Task goal -> Each entry must appear again exactly as it does in the source.

Begin Given data

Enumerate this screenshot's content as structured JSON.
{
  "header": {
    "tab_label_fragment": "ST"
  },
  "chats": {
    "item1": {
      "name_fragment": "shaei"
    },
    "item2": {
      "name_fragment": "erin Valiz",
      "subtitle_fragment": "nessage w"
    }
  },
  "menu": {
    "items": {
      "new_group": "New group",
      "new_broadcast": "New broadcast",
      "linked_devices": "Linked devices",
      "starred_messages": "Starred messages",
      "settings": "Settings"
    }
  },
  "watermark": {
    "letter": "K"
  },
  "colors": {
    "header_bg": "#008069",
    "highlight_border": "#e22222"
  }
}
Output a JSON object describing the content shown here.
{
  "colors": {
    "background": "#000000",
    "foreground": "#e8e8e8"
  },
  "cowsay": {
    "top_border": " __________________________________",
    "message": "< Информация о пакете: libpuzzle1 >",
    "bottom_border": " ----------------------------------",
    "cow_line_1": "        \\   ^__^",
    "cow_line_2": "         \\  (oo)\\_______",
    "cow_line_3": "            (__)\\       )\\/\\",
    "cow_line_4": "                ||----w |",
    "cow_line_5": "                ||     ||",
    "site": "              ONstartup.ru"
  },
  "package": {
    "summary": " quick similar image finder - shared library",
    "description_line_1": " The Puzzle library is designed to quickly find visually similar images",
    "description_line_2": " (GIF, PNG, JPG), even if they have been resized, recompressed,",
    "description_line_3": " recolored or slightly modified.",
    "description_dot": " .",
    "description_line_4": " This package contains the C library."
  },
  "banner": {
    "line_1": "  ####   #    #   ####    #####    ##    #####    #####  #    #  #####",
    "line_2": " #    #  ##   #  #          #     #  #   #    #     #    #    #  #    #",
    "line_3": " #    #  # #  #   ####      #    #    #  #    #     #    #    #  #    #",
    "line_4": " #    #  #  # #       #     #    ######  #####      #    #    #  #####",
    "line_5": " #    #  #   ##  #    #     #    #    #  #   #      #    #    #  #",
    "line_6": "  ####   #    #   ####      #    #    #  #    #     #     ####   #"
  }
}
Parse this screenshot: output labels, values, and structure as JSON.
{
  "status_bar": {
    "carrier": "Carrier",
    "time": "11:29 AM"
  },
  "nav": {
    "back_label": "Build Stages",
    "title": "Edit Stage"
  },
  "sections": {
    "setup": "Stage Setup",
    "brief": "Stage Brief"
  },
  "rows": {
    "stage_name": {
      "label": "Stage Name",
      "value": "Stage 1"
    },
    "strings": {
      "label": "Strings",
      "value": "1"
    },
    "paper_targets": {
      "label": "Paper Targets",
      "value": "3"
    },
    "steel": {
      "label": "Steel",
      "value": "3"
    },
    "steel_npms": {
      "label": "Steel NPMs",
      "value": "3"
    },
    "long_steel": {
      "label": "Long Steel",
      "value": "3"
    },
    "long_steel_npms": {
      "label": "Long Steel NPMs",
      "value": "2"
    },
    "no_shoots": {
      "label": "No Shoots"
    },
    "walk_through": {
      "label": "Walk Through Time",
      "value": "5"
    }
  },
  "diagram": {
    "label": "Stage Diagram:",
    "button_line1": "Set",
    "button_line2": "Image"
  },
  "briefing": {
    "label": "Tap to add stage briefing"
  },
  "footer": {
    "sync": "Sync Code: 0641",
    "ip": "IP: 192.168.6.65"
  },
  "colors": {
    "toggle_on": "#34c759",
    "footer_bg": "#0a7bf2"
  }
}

End Given data

Solution for this task ->
Enumerate this screenshot's content as structured JSON.
{
  "header": {
    "tab_label_fragment": "ST"
  },
  "chats": {
    "item1": {
      "name_fragment": "shaei"
    },
    "item2": {
      "name_fragment": "erin Valiz",
      "subtitle_fragment": "nessage w"
    }
  },
  "menu": {
    "items": {
      "new_group": "New group",
      "new_broadcast": "New broadcast",
      "linked_devices": "Linked devices",
      "starred_messages": "Starred messages",
      "settings": "Settings"
    }
  },
  "watermark": {
    "letter": "K"
  },
  "colors": {
    "header_bg": "#008069",
    "highlight_border": "#e22222"
  }
}
Output a JSON object describing the content shown here.
{
  "colors": {
    "background": "#000000",
    "foreground": "#e8e8e8"
  },
  "cowsay": {
    "top_border": " __________________________________",
    "message": "< Информация о пакете: libpuzzle1 >",
    "bottom_border": " ----------------------------------",
    "cow_line_1": "        \\   ^__^",
    "cow_line_2": "         \\  (oo)\\_______",
    "cow_line_3": "            (__)\\       )\\/\\",
    "cow_line_4": "                ||----w |",
    "cow_line_5": "                ||     ||",
    "site": "              ONstartup.ru"
  },
  "package": {
    "summary": " quick similar image finder - shared library",
    "description_line_1": " The Puzzle library is designed to quickly find visually similar images",
    "description_line_2": " (GIF, PNG, JPG), even if they have been resized, recompressed,",
    "description_line_3": " recolored or slightly modified.",
    "description_dot": " .",
    "description_line_4": " This package contains the C library."
  },
  "banner": {
    "line_1": "  ####   #    #   ####    #####    ##    #####    #####  #    #  #####",
    "line_2": " #    #  ##   #  #          #     #  #   #    #     #    #    #  #    #",
    "line_3": " #    #  # #  #   ####      #    #    #  #    #     #    #    #  #    #",
    "line_4": " #    #  #  # #       #     #    ######  #####      #    #    #  #####",
    "line_5": " #    #  #   ##  #    #     #    #    #  #   #      #    #    #  #",
    "line_6": "  ####   #    #   ####      #    #    #  #    #     #     ####   #"
  }
}
Parse this screenshot: output labels, values, and structure as JSON.
{
  "status_bar": {
    "carrier": "Carrier",
    "time": "11:29 AM"
  },
  "nav": {
    "back_label": "Build Stages",
    "title": "Edit Stage"
  },
  "sections": {
    "setup": "Stage Setup",
    "brief": "Stage Brief"
  },
  "rows": {
    "stage_name": {
      "label": "Stage Name",
      "value": "Stage 1"
    },
    "strings": {
      "label": "Strings",
      "value": "1"
    },
    "paper_targets": {
      "label": "Paper Targets",
      "value": "3"
    },
    "steel": {
      "label": "Steel",
      "value": "3"
    },
    "steel_npms": {
      "label": "Steel NPMs",
      "value": "3"
    },
    "long_steel": {
      "label": "Long Steel",
      "value": "3"
    },
    "long_steel_npms": {
      "label": "Long Steel NPMs",
      "value": "2"
    },
    "no_shoots": {
      "label": "No Shoots"
    },
    "walk_through": {
      "label": "Walk Through Time",
      "value": "5"
    }
  },
  "diagram": {
    "label": "Stage Diagram:",
    "button_line1": "Set",
    "button_line2": "Image"
  },
  "briefing": {
    "label": "Tap to add stage briefing"
  },
  "footer": {
    "sync": "Sync Code: 0641",
    "ip": "IP: 192.168.6.65"
  },
  "colors": {
    "toggle_on": "#34c759",
    "footer_bg": "#0a7bf2"
  }
}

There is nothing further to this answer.